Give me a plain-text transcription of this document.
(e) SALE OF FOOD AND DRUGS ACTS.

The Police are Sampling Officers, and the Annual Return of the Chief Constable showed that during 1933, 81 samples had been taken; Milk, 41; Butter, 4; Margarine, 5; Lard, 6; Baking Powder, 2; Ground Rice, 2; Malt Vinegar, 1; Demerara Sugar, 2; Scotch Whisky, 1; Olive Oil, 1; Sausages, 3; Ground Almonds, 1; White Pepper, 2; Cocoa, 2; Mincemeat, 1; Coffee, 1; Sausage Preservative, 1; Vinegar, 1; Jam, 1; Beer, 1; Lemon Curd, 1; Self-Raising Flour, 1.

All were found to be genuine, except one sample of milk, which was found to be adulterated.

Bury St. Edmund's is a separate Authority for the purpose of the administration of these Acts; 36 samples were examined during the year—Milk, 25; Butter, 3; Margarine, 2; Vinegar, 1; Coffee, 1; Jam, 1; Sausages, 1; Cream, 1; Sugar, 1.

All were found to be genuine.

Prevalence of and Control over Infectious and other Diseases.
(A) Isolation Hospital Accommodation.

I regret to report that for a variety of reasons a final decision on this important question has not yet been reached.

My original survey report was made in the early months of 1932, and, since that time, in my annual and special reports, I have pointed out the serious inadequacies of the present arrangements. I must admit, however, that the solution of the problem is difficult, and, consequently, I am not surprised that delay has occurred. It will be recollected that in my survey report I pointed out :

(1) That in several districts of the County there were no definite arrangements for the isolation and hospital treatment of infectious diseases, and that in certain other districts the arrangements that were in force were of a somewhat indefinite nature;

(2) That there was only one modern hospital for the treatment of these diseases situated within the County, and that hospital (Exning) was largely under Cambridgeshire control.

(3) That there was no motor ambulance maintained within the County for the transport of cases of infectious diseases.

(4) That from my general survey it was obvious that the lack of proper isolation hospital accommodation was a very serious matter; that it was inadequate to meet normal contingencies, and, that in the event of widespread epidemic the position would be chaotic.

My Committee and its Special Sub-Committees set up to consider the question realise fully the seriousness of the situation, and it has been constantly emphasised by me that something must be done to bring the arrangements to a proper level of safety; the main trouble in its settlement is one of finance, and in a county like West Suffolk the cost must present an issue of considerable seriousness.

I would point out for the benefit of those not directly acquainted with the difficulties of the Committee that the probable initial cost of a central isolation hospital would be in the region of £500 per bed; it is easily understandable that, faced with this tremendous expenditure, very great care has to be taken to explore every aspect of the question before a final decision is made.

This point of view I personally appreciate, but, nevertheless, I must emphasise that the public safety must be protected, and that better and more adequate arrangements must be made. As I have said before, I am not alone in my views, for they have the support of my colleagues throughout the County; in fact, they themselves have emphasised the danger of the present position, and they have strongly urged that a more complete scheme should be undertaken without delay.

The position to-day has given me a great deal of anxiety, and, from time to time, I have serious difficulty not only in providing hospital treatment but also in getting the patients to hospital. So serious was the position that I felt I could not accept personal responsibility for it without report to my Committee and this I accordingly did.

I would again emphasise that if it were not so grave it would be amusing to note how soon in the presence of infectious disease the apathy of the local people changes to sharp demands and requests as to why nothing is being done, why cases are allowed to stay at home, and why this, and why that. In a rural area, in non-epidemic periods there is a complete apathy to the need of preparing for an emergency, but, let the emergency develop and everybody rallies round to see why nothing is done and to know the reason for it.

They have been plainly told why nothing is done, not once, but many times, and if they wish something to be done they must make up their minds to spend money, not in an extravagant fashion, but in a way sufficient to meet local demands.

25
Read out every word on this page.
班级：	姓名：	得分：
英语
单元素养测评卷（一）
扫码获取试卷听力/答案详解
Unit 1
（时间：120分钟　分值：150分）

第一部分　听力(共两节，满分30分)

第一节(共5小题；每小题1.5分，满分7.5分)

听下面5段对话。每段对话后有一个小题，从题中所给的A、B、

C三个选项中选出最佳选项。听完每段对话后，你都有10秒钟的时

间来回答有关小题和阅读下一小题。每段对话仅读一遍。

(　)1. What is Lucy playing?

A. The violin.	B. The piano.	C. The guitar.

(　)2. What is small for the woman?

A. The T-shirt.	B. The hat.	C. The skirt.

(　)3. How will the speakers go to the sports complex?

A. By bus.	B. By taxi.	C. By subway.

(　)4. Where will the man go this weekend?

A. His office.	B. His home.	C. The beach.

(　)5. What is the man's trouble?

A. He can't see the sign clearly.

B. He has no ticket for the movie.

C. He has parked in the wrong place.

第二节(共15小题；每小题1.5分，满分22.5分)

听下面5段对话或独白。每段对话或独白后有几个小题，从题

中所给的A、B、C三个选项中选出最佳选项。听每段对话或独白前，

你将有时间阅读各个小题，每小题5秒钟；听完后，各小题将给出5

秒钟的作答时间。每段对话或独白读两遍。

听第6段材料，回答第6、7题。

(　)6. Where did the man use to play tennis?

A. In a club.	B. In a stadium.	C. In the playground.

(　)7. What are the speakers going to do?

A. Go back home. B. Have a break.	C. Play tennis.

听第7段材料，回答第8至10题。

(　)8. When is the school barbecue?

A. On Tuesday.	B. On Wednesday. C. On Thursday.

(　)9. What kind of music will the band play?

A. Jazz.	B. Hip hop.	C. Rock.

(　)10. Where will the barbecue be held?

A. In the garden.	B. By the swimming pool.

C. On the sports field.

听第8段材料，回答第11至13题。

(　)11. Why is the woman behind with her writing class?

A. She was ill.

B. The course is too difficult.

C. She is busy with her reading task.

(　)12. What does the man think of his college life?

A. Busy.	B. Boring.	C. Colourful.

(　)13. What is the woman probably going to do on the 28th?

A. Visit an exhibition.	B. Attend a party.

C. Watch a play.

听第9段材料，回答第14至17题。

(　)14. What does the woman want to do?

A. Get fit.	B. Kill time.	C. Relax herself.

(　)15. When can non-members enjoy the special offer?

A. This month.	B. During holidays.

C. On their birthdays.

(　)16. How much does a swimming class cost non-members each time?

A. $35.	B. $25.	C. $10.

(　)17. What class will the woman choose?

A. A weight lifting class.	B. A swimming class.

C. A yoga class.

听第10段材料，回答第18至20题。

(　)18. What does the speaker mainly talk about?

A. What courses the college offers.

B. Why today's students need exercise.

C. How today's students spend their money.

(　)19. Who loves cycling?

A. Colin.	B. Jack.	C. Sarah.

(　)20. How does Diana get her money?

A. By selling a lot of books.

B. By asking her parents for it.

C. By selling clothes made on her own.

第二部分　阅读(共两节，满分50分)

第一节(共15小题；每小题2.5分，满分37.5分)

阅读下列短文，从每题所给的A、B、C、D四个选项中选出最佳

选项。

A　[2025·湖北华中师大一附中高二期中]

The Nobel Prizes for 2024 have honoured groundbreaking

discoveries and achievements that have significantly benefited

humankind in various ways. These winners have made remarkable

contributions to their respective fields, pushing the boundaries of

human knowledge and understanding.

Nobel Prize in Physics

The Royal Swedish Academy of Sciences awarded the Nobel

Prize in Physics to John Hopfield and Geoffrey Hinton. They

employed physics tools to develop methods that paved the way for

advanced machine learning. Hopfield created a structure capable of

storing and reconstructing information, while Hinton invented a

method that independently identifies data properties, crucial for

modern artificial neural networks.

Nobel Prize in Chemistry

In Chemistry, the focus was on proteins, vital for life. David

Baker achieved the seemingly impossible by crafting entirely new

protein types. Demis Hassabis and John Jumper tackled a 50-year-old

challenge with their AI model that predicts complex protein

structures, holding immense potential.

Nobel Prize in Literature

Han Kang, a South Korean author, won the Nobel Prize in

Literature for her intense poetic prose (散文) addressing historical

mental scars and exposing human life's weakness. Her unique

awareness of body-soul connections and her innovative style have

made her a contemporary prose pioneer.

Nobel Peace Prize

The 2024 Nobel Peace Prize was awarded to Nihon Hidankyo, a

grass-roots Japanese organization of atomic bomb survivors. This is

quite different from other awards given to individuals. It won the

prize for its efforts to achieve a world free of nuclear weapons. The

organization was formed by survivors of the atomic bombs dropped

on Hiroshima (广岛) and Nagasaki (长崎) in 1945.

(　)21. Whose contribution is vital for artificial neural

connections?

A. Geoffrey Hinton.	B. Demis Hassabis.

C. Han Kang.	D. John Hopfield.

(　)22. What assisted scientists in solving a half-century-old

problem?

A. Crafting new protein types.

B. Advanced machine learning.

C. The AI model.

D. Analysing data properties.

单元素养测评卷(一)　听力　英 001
________________________________________
Exercise goal:
Go through the lines above. Select every one that has the string "awarded".

Task response:
The Royal Swedish Academy of Sciences awarded the Nobel
The 2024 Nobel Peace Prize was awarded to Nihon Hidankyo, a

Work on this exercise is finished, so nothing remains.